■ **EXERCISE BRIEF**
Reproduce the listing exactly and skip over any pictures.

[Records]
◇ ◇ ◇ ◇ ◇

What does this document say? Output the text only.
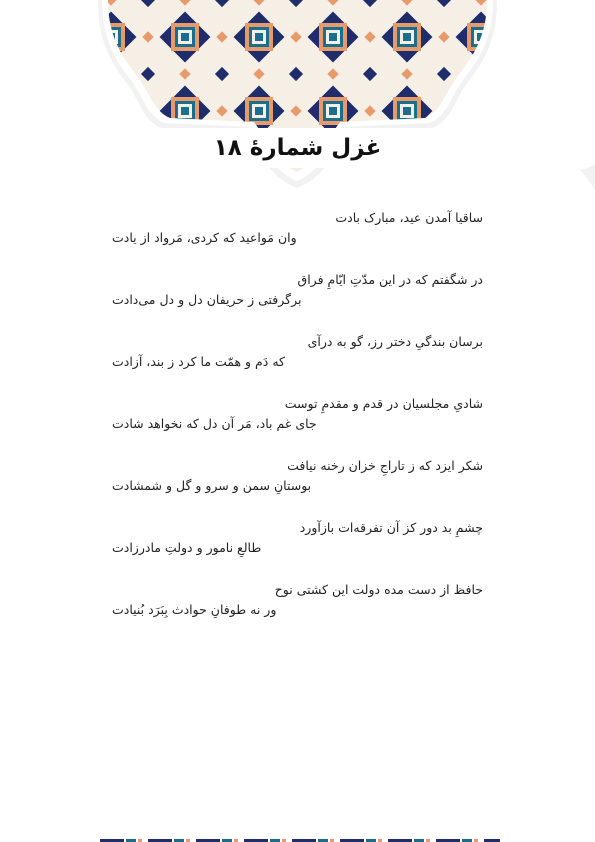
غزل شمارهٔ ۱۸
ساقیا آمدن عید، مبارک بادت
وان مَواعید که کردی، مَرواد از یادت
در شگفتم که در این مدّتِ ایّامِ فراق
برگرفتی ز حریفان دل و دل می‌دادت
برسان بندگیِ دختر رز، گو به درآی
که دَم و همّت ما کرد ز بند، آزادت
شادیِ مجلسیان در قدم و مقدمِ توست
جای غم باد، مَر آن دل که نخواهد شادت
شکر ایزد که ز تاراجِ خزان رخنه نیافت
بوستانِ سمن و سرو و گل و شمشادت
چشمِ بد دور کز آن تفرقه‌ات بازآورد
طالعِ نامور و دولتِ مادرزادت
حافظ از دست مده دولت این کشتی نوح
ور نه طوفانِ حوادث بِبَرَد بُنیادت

◇ ◇ ◇ ◇ ◇

■ **WRITTEN ANSWER**
What does this document say? Output the text only.
غزل شمارهٔ ۱۸
ساقیا آمدن عید، مبارک بادت
وان مَواعید که کردی، مَرواد از یادت
در شگفتم که در این مدّتِ ایّامِ فراق
برگرفتی ز حریفان دل و دل می‌دادت
برسان بندگیِ دختر رز، گو به درآی
که دَم و همّت ما کرد ز بند، آزادت
شادیِ مجلسیان در قدم و مقدمِ توست
جای غم باد، مَر آن دل که نخواهد شادت
شکر ایزد که ز تاراجِ خزان رخنه نیافت
بوستانِ سمن و سرو و گل و شمشادت
چشمِ بد دور کز آن تفرقه‌ات بازآورد
طالعِ نامور و دولتِ مادرزادت
حافظ از دست مده دولت این کشتی نوح
ور نه طوفانِ حوادث بِبَرَد بُنیادت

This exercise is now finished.